__YOUR TASK__:
Please write out the material below exactly as given.

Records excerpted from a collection
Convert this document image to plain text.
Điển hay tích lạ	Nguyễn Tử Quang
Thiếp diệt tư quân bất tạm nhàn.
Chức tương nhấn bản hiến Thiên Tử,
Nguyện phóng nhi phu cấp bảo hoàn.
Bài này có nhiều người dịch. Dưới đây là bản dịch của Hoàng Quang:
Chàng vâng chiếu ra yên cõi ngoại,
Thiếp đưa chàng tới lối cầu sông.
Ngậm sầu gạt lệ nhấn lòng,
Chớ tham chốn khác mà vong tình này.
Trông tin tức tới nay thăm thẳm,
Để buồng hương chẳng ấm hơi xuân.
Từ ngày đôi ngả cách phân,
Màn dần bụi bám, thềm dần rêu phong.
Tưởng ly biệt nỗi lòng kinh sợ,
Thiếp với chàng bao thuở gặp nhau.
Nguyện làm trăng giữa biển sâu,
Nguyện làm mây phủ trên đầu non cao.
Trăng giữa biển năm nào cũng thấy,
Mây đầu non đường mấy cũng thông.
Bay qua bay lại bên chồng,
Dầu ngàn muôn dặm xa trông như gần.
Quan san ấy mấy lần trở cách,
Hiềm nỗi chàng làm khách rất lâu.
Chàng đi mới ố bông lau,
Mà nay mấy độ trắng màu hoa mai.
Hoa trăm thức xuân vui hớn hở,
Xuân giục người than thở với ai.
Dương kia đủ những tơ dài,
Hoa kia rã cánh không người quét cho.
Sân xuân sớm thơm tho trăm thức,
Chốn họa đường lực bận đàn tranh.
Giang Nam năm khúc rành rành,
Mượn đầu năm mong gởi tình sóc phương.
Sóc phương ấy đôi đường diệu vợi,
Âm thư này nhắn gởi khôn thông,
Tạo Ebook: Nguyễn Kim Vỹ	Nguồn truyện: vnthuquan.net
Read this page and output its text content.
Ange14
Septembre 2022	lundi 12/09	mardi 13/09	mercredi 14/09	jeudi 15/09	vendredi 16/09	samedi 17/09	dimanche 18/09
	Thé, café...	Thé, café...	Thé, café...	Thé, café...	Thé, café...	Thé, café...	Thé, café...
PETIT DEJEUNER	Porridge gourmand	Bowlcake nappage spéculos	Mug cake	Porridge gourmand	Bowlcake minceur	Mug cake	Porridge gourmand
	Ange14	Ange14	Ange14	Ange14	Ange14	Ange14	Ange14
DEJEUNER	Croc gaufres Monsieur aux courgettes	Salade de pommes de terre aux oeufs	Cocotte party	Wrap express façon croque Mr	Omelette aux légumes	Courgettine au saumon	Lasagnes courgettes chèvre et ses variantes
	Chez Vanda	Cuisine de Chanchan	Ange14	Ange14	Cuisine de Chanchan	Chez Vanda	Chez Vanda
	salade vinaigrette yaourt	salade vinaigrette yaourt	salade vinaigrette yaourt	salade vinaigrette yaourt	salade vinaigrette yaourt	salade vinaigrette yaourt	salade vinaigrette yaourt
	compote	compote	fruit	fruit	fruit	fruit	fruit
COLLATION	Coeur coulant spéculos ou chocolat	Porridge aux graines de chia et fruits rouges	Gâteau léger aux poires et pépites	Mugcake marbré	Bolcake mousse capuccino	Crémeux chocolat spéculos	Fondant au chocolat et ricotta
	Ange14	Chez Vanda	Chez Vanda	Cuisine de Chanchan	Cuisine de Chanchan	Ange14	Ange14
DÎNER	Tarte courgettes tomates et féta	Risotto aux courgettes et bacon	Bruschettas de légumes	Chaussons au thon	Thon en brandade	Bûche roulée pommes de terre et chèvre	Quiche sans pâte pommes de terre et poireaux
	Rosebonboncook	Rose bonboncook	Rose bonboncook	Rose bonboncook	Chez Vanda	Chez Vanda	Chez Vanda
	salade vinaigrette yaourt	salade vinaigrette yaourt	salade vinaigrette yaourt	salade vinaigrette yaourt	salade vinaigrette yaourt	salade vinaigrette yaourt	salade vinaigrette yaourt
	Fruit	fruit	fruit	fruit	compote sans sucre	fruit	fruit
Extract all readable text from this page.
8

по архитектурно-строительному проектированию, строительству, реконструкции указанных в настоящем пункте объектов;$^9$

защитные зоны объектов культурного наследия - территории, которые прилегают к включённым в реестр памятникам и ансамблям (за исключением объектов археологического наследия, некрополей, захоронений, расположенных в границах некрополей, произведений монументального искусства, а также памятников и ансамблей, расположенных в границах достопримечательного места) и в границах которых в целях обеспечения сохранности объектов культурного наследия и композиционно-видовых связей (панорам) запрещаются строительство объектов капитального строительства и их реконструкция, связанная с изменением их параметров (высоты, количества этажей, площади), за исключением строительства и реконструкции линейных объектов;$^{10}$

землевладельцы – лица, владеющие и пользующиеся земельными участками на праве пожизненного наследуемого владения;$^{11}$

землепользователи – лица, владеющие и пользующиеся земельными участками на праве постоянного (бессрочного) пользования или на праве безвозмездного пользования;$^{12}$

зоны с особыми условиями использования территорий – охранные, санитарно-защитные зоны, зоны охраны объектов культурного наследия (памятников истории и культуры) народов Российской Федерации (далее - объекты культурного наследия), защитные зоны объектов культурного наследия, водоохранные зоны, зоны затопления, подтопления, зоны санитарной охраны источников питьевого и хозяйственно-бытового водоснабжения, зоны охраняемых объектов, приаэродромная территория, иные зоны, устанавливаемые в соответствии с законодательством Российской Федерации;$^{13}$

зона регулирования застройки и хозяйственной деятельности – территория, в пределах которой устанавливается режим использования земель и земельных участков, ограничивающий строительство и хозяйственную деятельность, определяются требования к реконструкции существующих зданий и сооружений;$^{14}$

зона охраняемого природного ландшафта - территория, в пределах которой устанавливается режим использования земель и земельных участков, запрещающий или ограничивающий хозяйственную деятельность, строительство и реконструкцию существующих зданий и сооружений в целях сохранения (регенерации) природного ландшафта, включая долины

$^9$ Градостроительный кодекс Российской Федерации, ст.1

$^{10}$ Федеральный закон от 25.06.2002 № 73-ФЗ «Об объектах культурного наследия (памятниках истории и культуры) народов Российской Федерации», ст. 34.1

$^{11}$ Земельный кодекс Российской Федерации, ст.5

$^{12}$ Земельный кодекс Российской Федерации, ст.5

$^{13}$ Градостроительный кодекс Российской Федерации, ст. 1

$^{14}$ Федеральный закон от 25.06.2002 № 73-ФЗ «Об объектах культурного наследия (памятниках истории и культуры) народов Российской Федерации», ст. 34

__OUTPUT BELOW__:
Convert this document image to plain text.
Điển hay tích lạ	Nguyễn Tử Quang
Thiếp diệt tư quân bất tạm nhàn.
Chức tương nhấn bản hiến Thiên Tử,
Nguyện phóng nhi phu cấp bảo hoàn.
Bài này có nhiều người dịch. Dưới đây là bản dịch của Hoàng Quang:
Chàng vâng chiếu ra yên cõi ngoại,
Thiếp đưa chàng tới lối cầu sông.
Ngậm sầu gạt lệ nhấn lòng,
Chớ tham chốn khác mà vong tình này.
Trông tin tức tới nay thăm thẳm,
Để buồng hương chẳng ấm hơi xuân.
Từ ngày đôi ngả cách phân,
Màn dần bụi bám, thềm dần rêu phong.
Tưởng ly biệt nỗi lòng kinh sợ,
Thiếp với chàng bao thuở gặp nhau.
Nguyện làm trăng giữa biển sâu,
Nguyện làm mây phủ trên đầu non cao.
Trăng giữa biển năm nào cũng thấy,
Mây đầu non đường mấy cũng thông.
Bay qua bay lại bên chồng,
Dầu ngàn muôn dặm xa trông như gần.
Quan san ấy mấy lần trở cách,
Hiềm nỗi chàng làm khách rất lâu.
Chàng đi mới ố bông lau,
Mà nay mấy độ trắng màu hoa mai.
Hoa trăm thức xuân vui hớn hở,
Xuân giục người than thở với ai.
Dương kia đủ những tơ dài,
Hoa kia rã cánh không người quét cho.
Sân xuân sớm thơm tho trăm thức,
Chốn họa đường lực bận đàn tranh.
Giang Nam năm khúc rành rành,
Mượn đầu năm mong gởi tình sóc phương.
Sóc phương ấy đôi đường diệu vợi,
Âm thư này nhắn gởi khôn thông,
Tạo Ebook: Nguyễn Kim Vỹ	Nguồn truyện: vnthuquan.net
Read this page and output its text content.
Ange14
Septembre 2022	lundi 12/09	mardi 13/09	mercredi 14/09	jeudi 15/09	vendredi 16/09	samedi 17/09	dimanche 18/09
	Thé, café...	Thé, café...	Thé, café...	Thé, café...	Thé, café...	Thé, café...	Thé, café...
PETIT DEJEUNER	Porridge gourmand	Bowlcake nappage spéculos	Mug cake	Porridge gourmand	Bowlcake minceur	Mug cake	Porridge gourmand
	Ange14	Ange14	Ange14	Ange14	Ange14	Ange14	Ange14
DEJEUNER	Croc gaufres Monsieur aux courgettes	Salade de pommes de terre aux oeufs	Cocotte party	Wrap express façon croque Mr	Omelette aux légumes	Courgettine au saumon	Lasagnes courgettes chèvre et ses variantes
	Chez Vanda	Cuisine de Chanchan	Ange14	Ange14	Cuisine de Chanchan	Chez Vanda	Chez Vanda
	salade vinaigrette yaourt	salade vinaigrette yaourt	salade vinaigrette yaourt	salade vinaigrette yaourt	salade vinaigrette yaourt	salade vinaigrette yaourt	salade vinaigrette yaourt
	compote	compote	fruit	fruit	fruit	fruit	fruit
COLLATION	Coeur coulant spéculos ou chocolat	Porridge aux graines de chia et fruits rouges	Gâteau léger aux poires et pépites	Mugcake marbré	Bolcake mousse capuccino	Crémeux chocolat spéculos	Fondant au chocolat et ricotta
	Ange14	Chez Vanda	Chez Vanda	Cuisine de Chanchan	Cuisine de Chanchan	Ange14	Ange14
DÎNER	Tarte courgettes tomates et féta	Risotto aux courgettes et bacon	Bruschettas de légumes	Chaussons au thon	Thon en brandade	Bûche roulée pommes de terre et chèvre	Quiche sans pâte pommes de terre et poireaux
	Rosebonboncook	Rose bonboncook	Rose bonboncook	Rose bonboncook	Chez Vanda	Chez Vanda	Chez Vanda
	salade vinaigrette yaourt	salade vinaigrette yaourt	salade vinaigrette yaourt	salade vinaigrette yaourt	salade vinaigrette yaourt	salade vinaigrette yaourt	salade vinaigrette yaourt
	Fruit	fruit	fruit	fruit	compote sans sucre	fruit	fruit
Extract all readable text from this page.
8

по архитектурно-строительному проектированию, строительству, реконструкции указанных в настоящем пункте объектов;$^9$

защитные зоны объектов культурного наследия - территории, которые прилегают к включённым в реестр памятникам и ансамблям (за исключением объектов археологического наследия, некрополей, захоронений, расположенных в границах некрополей, произведений монументального искусства, а также памятников и ансамблей, расположенных в границах достопримечательного места) и в границах которых в целях обеспечения сохранности объектов культурного наследия и композиционно-видовых связей (панорам) запрещаются строительство объектов капитального строительства и их реконструкция, связанная с изменением их параметров (высоты, количества этажей, площади), за исключением строительства и реконструкции линейных объектов;$^{10}$

землевладельцы – лица, владеющие и пользующиеся земельными участками на праве пожизненного наследуемого владения;$^{11}$

землепользователи – лица, владеющие и пользующиеся земельными участками на праве постоянного (бессрочного) пользования или на праве безвозмездного пользования;$^{12}$

зоны с особыми условиями использования территорий – охранные, санитарно-защитные зоны, зоны охраны объектов культурного наследия (памятников истории и культуры) народов Российской Федерации (далее - объекты культурного наследия), защитные зоны объектов культурного наследия, водоохранные зоны, зоны затопления, подтопления, зоны санитарной охраны источников питьевого и хозяйственно-бытового водоснабжения, зоны охраняемых объектов, приаэродромная территория, иные зоны, устанавливаемые в соответствии с законодательством Российской Федерации;$^{13}$

зона регулирования застройки и хозяйственной деятельности – территория, в пределах которой устанавливается режим использования земель и земельных участков, ограничивающий строительство и хозяйственную деятельность, определяются требования к реконструкции существующих зданий и сооружений;$^{14}$

зона охраняемого природного ландшафта - территория, в пределах которой устанавливается режим использования земель и земельных участков, запрещающий или ограничивающий хозяйственную деятельность, строительство и реконструкцию существующих зданий и сооружений в целях сохранения (регенерации) природного ландшафта, включая долины

$^9$ Градостроительный кодекс Российской Федерации, ст.1

$^{10}$ Федеральный закон от 25.06.2002 № 73-ФЗ «Об объектах культурного наследия (памятниках истории и культуры) народов Российской Федерации», ст. 34.1

$^{11}$ Земельный кодекс Российской Федерации, ст.5

$^{12}$ Земельный кодекс Российской Федерации, ст.5

$^{13}$ Градостроительный кодекс Российской Федерации, ст. 1

$^{14}$ Федеральный закон от 25.06.2002 № 73-ФЗ «Об объектах культурного наследия (памятниках истории и культуры) народов Российской Федерации», ст. 34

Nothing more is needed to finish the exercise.